STATED PROBLEM:
Images appear in the records below; leave them out and repeat everything else exactly.

MATERIAL:

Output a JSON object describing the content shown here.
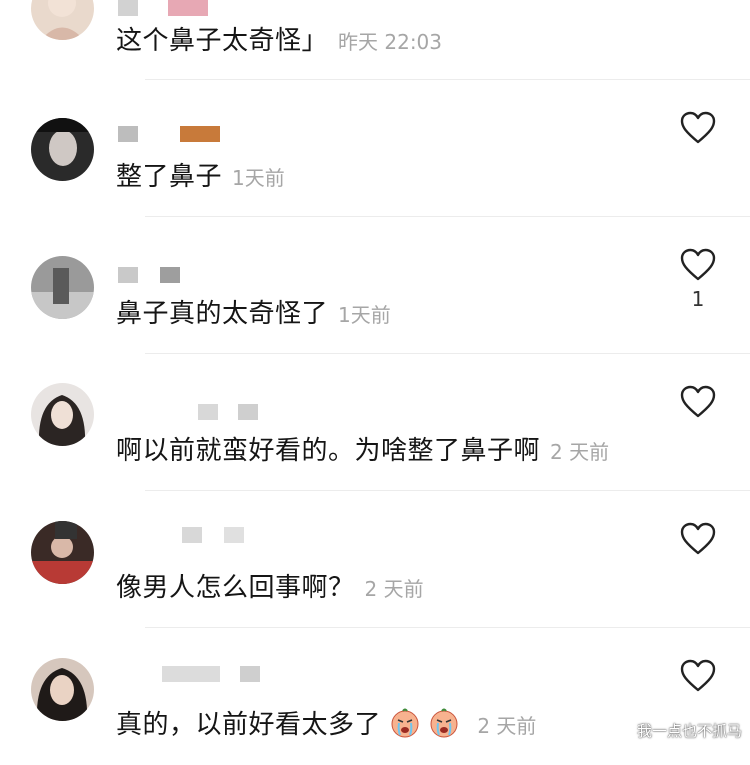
{
  "comments": [
    {
      "text": "这个鼻子太奇怪」",
      "time": "昨天 22:03",
      "likes": "",
      "avatar": "avatar-light"
    },
    {
      "text": "整了鼻子",
      "time": "1天前",
      "likes": "",
      "avatar": "avatar-dark"
    },
    {
      "text": "鼻子真的太奇怪了",
      "time": "1天前",
      "likes": "1",
      "avatar": "avatar-gray"
    },
    {
      "text": "啊以前就蛮好看的。为啥整了鼻子啊",
      "time": "2 天前",
      "likes": "",
      "avatar": "avatar-portrait"
    },
    {
      "text": "像男人怎么回事啊？",
      "time": "2 天前",
      "likes": "",
      "avatar": "avatar-red"
    },
    {
      "text": "真的，以前好看太多了",
      "time": "2 天前",
      "likes": "",
      "avatar": "avatar-portrait-2",
      "emojis": [
        "crying-face-emoji",
        "crying-face-emoji"
      ]
    }
  ],
  "icons": {
    "like": "heart-outline-icon"
  },
  "colors": {
    "text": "#151515",
    "time": "#a6a6a6",
    "divider": "#ececec"
  },
  "watermark": "我一点也不抓马"
}
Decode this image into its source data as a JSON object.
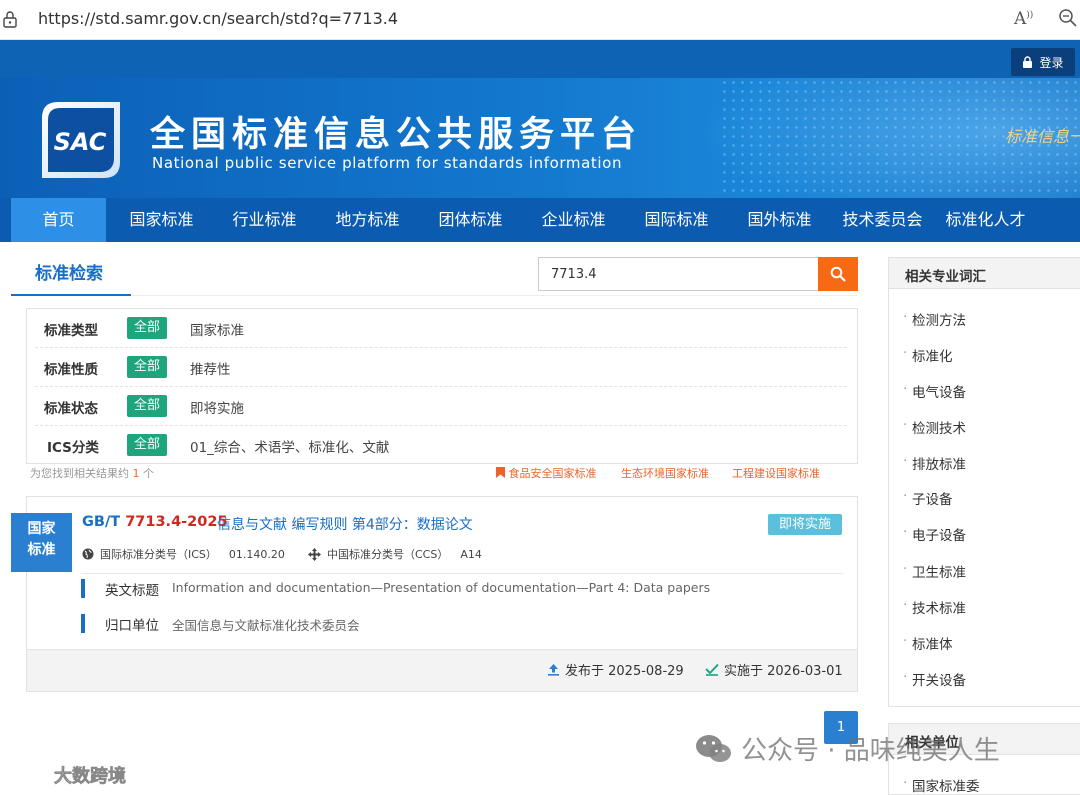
{
  "browser": {
    "url": "https://std.samr.gov.cn/search/std?q=7713.4",
    "read_aloud_glyph": "A",
    "read_aloud_super": "))"
  },
  "header": {
    "login_label": "登录",
    "logo_text": "SAC",
    "title": "全国标准信息公共服务平台",
    "subtitle": "National public service platform  for standards information",
    "slogan": "标准信息一"
  },
  "nav": {
    "items": [
      "首页",
      "国家标准",
      "行业标准",
      "地方标准",
      "团体标准",
      "企业标准",
      "国际标准",
      "国外标准",
      "技术委员会",
      "标准化人才"
    ],
    "active_index": 0
  },
  "search": {
    "section_title": "标准检索",
    "query": "7713.4"
  },
  "filters": [
    {
      "label": "标准类型",
      "all": "全部",
      "value": "国家标准"
    },
    {
      "label": "标准性质",
      "all": "全部",
      "value": "推荐性"
    },
    {
      "label": "标准状态",
      "all": "全部",
      "value": "即将实施"
    },
    {
      "label": "ICS分类",
      "all": "全部",
      "value": "01_综合、术语学、标准化、文献"
    }
  ],
  "results_summary": {
    "prefix": "为您找到相关结果约",
    "count": "1",
    "suffix": "个"
  },
  "quick_links": [
    "食品安全国家标准",
    "生态环境国家标准",
    "工程建设国家标准"
  ],
  "result": {
    "badge_line1": "国家",
    "badge_line2": "标准",
    "code_prefix": "GB/T ",
    "code_number": "7713.4-2025",
    "title": "信息与文献 编写规则 第4部分：数据论文",
    "status": "即将实施",
    "ics_label": "国际标准分类号（ICS）",
    "ics_value": "01.140.20",
    "ccs_label": "中国标准分类号（CCS）",
    "ccs_value": "A14",
    "english_title_label": "英文标题",
    "english_title": "Information and documentation—Presentation of documentation—Part 4: Data papers",
    "owner_label": "归口单位",
    "owner": "全国信息与文献标准化技术委员会",
    "published": "发布于 2025-08-29",
    "effective": "实施于 2026-03-01"
  },
  "pagination": {
    "current": "1"
  },
  "sidebar": {
    "terms_title": "相关专业词汇",
    "terms": [
      "检测方法",
      "标准化",
      "电气设备",
      "检测技术",
      "排放标准",
      "子设备",
      "电子设备",
      "卫生标准",
      "技术标准",
      "标准体",
      "开关设备"
    ],
    "units_title": "相关单位",
    "units": [
      "国家标准委"
    ]
  },
  "watermarks": {
    "wechat": "公众号 · 品味纯美人生",
    "brand": "大数跨境"
  },
  "colors": {
    "brand_blue": "#0b5cb0",
    "nav_active": "#2d8fe6",
    "accent_orange": "#f56a12",
    "tag_green": "#1ea57e",
    "status_cyan": "#5bc0de"
  }
}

WRITTEN SOLUTION:
Output a JSON object describing the content shown here.
{
  "comments": [
    {
      "text": "这个鼻子太奇怪」",
      "time": "昨天 22:03",
      "likes": "",
      "avatar": "avatar-light"
    },
    {
      "text": "整了鼻子",
      "time": "1天前",
      "likes": "",
      "avatar": "avatar-dark"
    },
    {
      "text": "鼻子真的太奇怪了",
      "time": "1天前",
      "likes": "1",
      "avatar": "avatar-gray"
    },
    {
      "text": "啊以前就蛮好看的。为啥整了鼻子啊",
      "time": "2 天前",
      "likes": "",
      "avatar": "avatar-portrait"
    },
    {
      "text": "像男人怎么回事啊？",
      "time": "2 天前",
      "likes": "",
      "avatar": "avatar-red"
    },
    {
      "text": "真的，以前好看太多了",
      "time": "2 天前",
      "likes": "",
      "avatar": "avatar-portrait-2",
      "emojis": [
        "crying-face-emoji",
        "crying-face-emoji"
      ]
    }
  ],
  "icons": {
    "like": "heart-outline-icon"
  },
  "colors": {
    "text": "#151515",
    "time": "#a6a6a6",
    "divider": "#ececec"
  },
  "watermark": "我一点也不抓马"
}
Decode this image into its source data as a JSON object.
{
  "browser": {
    "url": "https://std.samr.gov.cn/search/std?q=7713.4",
    "read_aloud_glyph": "A",
    "read_aloud_super": "))"
  },
  "header": {
    "login_label": "登录",
    "logo_text": "SAC",
    "title": "全国标准信息公共服务平台",
    "subtitle": "National public service platform  for standards information",
    "slogan": "标准信息一"
  },
  "nav": {
    "items": [
      "首页",
      "国家标准",
      "行业标准",
      "地方标准",
      "团体标准",
      "企业标准",
      "国际标准",
      "国外标准",
      "技术委员会",
      "标准化人才"
    ],
    "active_index": 0
  },
  "search": {
    "section_title": "标准检索",
    "query": "7713.4"
  },
  "filters": [
    {
      "label": "标准类型",
      "all": "全部",
      "value": "国家标准"
    },
    {
      "label": "标准性质",
      "all": "全部",
      "value": "推荐性"
    },
    {
      "label": "标准状态",
      "all": "全部",
      "value": "即将实施"
    },
    {
      "label": "ICS分类",
      "all": "全部",
      "value": "01_综合、术语学、标准化、文献"
    }
  ],
  "results_summary": {
    "prefix": "为您找到相关结果约",
    "count": "1",
    "suffix": "个"
  },
  "quick_links": [
    "食品安全国家标准",
    "生态环境国家标准",
    "工程建设国家标准"
  ],
  "result": {
    "badge_line1": "国家",
    "badge_line2": "标准",
    "code_prefix": "GB/T ",
    "code_number": "7713.4-2025",
    "title": "信息与文献 编写规则 第4部分：数据论文",
    "status": "即将实施",
    "ics_label": "国际标准分类号（ICS）",
    "ics_value": "01.140.20",
    "ccs_label": "中国标准分类号（CCS）",
    "ccs_value": "A14",
    "english_title_label": "英文标题",
    "english_title": "Information and documentation—Presentation of documentation—Part 4: Data papers",
    "owner_label": "归口单位",
    "owner": "全国信息与文献标准化技术委员会",
    "published": "发布于 2025-08-29",
    "effective": "实施于 2026-03-01"
  },
  "pagination": {
    "current": "1"
  },
  "sidebar": {
    "terms_title": "相关专业词汇",
    "terms": [
      "检测方法",
      "标准化",
      "电气设备",
      "检测技术",
      "排放标准",
      "子设备",
      "电子设备",
      "卫生标准",
      "技术标准",
      "标准体",
      "开关设备"
    ],
    "units_title": "相关单位",
    "units": [
      "国家标准委"
    ]
  },
  "watermarks": {
    "wechat": "公众号 · 品味纯美人生",
    "brand": "大数跨境"
  },
  "colors": {
    "brand_blue": "#0b5cb0",
    "nav_active": "#2d8fe6",
    "accent_orange": "#f56a12",
    "tag_green": "#1ea57e",
    "status_cyan": "#5bc0de"
  }
}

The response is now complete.